Work required: Reproduce all the lines exactly as they stand, apart from the pictures.

Collected data entries:
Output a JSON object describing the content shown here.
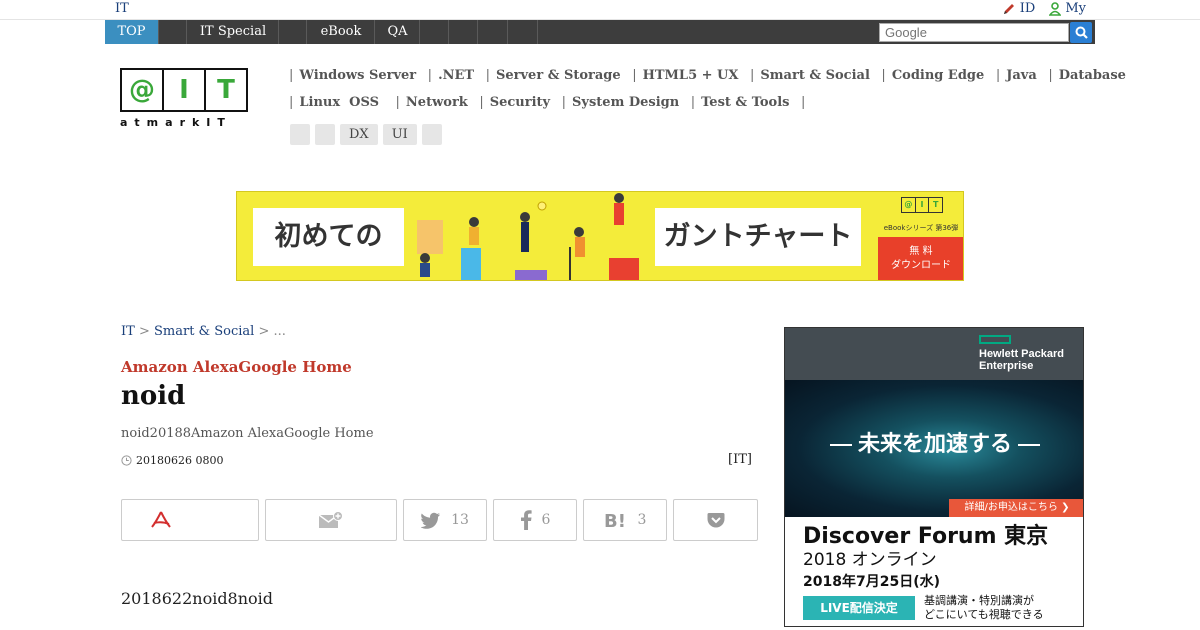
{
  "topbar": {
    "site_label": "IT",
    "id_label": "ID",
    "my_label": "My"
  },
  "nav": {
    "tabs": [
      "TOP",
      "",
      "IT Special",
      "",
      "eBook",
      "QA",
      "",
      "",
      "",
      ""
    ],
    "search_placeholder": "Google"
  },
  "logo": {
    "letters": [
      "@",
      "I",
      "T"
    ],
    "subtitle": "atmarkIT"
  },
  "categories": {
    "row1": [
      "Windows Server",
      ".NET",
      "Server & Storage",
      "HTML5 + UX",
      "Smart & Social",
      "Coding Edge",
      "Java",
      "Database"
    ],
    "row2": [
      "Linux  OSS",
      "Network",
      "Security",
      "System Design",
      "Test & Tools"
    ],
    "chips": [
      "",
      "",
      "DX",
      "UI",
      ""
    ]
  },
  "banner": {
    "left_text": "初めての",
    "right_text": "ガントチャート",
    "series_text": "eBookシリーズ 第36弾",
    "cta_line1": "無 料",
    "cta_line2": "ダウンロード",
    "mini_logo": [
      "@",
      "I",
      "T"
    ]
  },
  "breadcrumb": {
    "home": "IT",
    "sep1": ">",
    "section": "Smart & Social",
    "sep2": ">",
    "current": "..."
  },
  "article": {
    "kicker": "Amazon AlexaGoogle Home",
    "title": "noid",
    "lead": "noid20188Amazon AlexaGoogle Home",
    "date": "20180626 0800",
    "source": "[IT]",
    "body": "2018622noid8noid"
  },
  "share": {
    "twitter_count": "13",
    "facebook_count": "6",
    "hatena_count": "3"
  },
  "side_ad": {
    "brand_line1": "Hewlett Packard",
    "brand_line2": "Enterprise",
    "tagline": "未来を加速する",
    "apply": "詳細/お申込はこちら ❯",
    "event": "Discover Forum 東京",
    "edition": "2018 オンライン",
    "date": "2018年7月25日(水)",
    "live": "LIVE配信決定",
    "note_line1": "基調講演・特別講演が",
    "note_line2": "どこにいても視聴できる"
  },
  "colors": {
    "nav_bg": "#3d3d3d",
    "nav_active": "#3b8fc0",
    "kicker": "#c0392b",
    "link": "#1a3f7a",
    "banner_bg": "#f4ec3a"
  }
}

Solution:
Output a JSON object describing the content shown here.
{
  "topbar": {
    "site_label": "IT",
    "id_label": "ID",
    "my_label": "My"
  },
  "nav": {
    "tabs": [
      "TOP",
      "",
      "IT Special",
      "",
      "eBook",
      "QA",
      "",
      "",
      "",
      ""
    ],
    "search_placeholder": "Google"
  },
  "logo": {
    "letters": [
      "@",
      "I",
      "T"
    ],
    "subtitle": "atmarkIT"
  },
  "categories": {
    "row1": [
      "Windows Server",
      ".NET",
      "Server & Storage",
      "HTML5 + UX",
      "Smart & Social",
      "Coding Edge",
      "Java",
      "Database"
    ],
    "row2": [
      "Linux  OSS",
      "Network",
      "Security",
      "System Design",
      "Test & Tools"
    ],
    "chips": [
      "",
      "",
      "DX",
      "UI",
      ""
    ]
  },
  "banner": {
    "left_text": "初めての",
    "right_text": "ガントチャート",
    "series_text": "eBookシリーズ 第36弾",
    "cta_line1": "無 料",
    "cta_line2": "ダウンロード",
    "mini_logo": [
      "@",
      "I",
      "T"
    ]
  },
  "breadcrumb": {
    "home": "IT",
    "sep1": ">",
    "section": "Smart & Social",
    "sep2": ">",
    "current": "..."
  },
  "article": {
    "kicker": "Amazon AlexaGoogle Home",
    "title": "noid",
    "lead": "noid20188Amazon AlexaGoogle Home",
    "date": "20180626 0800",
    "source": "[IT]",
    "body": "2018622noid8noid"
  },
  "share": {
    "twitter_count": "13",
    "facebook_count": "6",
    "hatena_count": "3"
  },
  "side_ad": {
    "brand_line1": "Hewlett Packard",
    "brand_line2": "Enterprise",
    "tagline": "未来を加速する",
    "apply": "詳細/お申込はこちら ❯",
    "event": "Discover Forum 東京",
    "edition": "2018 オンライン",
    "date": "2018年7月25日(水)",
    "live": "LIVE配信決定",
    "note_line1": "基調講演・特別講演が",
    "note_line2": "どこにいても視聴できる"
  },
  "colors": {
    "nav_bg": "#3d3d3d",
    "nav_active": "#3b8fc0",
    "kicker": "#c0392b",
    "link": "#1a3f7a",
    "banner_bg": "#f4ec3a"
  }
}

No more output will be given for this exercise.